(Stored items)
•••

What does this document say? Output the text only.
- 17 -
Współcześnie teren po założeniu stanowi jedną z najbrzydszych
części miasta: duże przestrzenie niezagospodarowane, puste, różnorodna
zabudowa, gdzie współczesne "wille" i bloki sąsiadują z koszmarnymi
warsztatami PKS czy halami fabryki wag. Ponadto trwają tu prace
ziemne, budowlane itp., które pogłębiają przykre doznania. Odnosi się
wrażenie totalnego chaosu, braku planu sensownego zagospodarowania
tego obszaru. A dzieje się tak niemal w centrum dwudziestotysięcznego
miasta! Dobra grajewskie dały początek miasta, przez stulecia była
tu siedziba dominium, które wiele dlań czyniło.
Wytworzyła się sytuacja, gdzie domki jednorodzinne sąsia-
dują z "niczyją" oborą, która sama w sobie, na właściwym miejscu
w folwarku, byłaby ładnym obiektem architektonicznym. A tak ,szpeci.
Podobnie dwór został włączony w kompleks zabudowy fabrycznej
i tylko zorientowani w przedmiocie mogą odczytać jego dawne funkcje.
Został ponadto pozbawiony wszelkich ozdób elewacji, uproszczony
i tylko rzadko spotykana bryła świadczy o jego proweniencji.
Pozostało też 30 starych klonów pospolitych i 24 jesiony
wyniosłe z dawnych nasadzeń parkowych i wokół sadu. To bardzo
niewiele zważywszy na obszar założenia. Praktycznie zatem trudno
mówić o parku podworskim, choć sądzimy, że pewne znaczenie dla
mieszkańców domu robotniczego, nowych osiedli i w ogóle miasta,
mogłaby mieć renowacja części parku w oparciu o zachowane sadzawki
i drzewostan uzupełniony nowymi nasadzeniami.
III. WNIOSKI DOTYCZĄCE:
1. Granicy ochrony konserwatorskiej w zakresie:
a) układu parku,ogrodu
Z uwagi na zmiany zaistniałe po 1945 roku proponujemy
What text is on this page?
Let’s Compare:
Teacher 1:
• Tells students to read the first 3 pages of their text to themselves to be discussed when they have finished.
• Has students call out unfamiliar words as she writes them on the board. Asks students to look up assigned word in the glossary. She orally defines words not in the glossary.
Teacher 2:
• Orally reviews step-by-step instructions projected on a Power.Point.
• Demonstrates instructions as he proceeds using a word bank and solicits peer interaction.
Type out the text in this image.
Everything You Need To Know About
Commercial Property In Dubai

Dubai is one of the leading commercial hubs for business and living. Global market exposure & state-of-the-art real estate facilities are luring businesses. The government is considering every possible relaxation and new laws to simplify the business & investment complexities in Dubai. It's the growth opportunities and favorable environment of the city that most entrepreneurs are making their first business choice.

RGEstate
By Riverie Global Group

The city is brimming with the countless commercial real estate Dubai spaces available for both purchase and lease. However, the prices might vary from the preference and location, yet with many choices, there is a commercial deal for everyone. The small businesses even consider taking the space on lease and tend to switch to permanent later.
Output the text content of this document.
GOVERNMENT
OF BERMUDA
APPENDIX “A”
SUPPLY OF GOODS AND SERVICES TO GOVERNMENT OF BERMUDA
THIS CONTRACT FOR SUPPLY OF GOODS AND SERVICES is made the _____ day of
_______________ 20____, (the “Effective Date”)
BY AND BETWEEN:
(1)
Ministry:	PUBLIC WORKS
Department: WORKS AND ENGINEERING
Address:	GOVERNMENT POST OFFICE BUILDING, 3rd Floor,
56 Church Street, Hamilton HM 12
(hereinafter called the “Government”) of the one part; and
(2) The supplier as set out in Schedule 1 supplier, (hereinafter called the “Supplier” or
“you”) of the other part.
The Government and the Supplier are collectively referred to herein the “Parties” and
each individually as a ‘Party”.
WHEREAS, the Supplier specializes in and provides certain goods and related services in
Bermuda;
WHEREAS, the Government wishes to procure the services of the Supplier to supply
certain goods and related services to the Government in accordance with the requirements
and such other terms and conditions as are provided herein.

•••

## Stated task
Give the number of lines that hold the word "które" in these records, with nothing added.

## Solved exercise
2